EXERCISE REQUIREMENTS:
Find the lines that contain the word "image" and copy each one.

INPUT DATA:

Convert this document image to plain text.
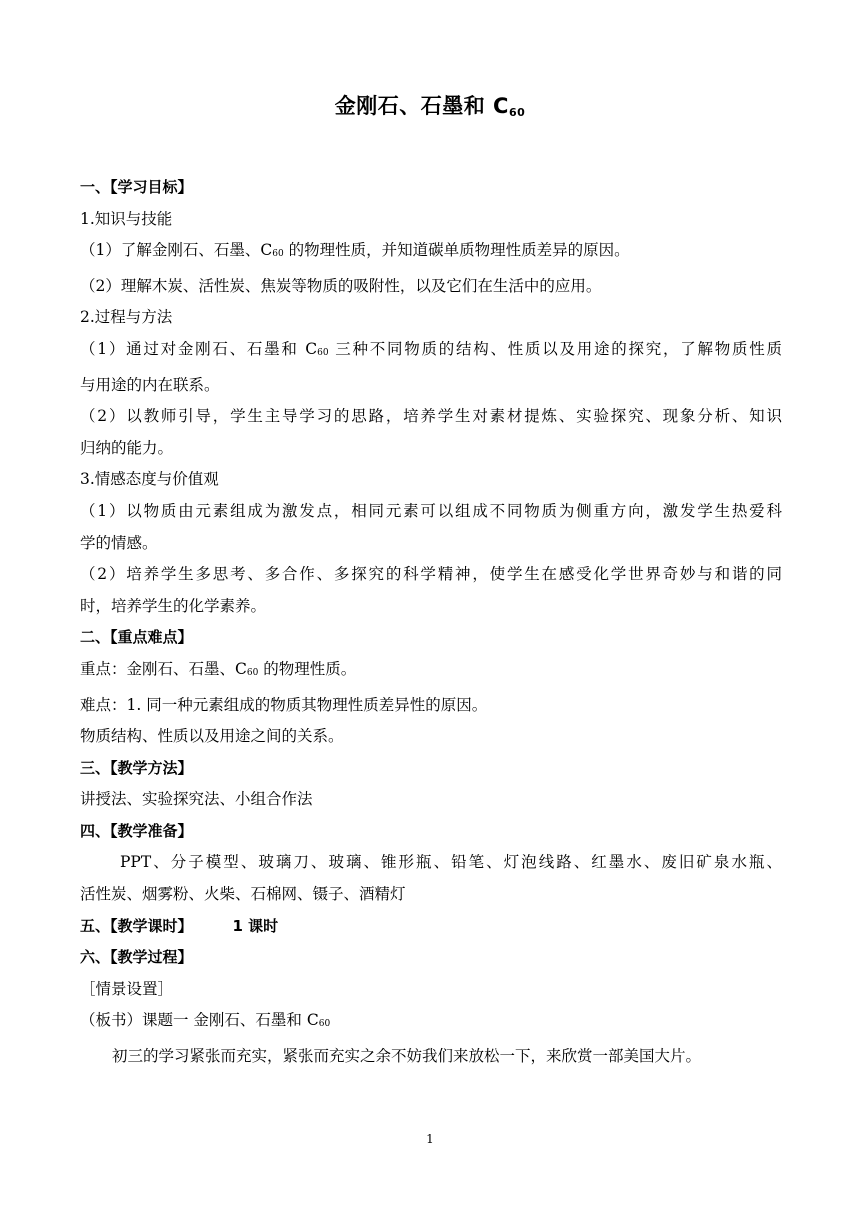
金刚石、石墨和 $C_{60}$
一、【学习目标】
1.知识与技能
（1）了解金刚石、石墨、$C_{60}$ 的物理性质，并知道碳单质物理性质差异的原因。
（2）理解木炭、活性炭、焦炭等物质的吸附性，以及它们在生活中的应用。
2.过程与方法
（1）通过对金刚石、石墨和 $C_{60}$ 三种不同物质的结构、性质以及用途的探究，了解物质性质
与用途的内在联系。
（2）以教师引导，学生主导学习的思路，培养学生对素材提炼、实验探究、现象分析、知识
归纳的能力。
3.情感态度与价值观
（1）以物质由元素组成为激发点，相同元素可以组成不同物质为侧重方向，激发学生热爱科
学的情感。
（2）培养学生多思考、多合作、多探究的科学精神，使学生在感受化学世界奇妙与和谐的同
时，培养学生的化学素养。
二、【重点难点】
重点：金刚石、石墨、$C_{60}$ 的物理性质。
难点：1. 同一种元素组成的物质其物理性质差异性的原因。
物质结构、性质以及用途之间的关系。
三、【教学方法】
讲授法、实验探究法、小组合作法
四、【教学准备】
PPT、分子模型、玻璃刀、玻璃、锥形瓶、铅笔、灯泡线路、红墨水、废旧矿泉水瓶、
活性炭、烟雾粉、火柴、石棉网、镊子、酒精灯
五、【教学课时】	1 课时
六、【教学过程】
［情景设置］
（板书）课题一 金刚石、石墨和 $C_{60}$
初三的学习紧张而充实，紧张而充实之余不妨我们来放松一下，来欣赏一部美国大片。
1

==

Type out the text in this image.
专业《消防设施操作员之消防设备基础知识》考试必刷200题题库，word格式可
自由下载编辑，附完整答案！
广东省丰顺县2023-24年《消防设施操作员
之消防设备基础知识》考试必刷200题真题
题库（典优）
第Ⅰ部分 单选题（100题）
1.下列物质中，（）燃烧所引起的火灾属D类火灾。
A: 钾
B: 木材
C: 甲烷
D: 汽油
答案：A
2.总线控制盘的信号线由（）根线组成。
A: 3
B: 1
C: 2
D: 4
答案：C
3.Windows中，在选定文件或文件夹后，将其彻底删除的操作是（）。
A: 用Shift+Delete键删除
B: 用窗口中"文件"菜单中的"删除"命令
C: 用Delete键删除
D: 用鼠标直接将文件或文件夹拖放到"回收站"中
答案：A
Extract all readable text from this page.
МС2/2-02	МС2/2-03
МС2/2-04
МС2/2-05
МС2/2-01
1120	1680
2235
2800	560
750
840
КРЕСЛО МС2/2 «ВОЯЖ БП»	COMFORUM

--

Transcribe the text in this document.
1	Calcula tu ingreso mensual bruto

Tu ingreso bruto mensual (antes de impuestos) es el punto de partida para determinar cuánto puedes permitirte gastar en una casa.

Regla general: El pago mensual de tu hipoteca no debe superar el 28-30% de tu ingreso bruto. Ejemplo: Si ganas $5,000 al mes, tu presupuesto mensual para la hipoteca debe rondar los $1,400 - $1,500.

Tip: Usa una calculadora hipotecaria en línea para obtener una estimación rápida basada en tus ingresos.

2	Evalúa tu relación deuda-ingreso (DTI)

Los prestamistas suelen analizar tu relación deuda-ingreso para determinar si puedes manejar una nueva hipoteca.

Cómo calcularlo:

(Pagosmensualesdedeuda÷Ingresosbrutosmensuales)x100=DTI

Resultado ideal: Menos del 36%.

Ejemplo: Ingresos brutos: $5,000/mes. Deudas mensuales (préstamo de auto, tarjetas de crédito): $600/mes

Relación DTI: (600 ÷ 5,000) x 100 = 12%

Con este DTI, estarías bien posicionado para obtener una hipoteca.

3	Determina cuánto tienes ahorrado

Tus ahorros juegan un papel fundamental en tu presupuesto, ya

ANSWER:
Convert this document image to plain text.
Type out the text in this image.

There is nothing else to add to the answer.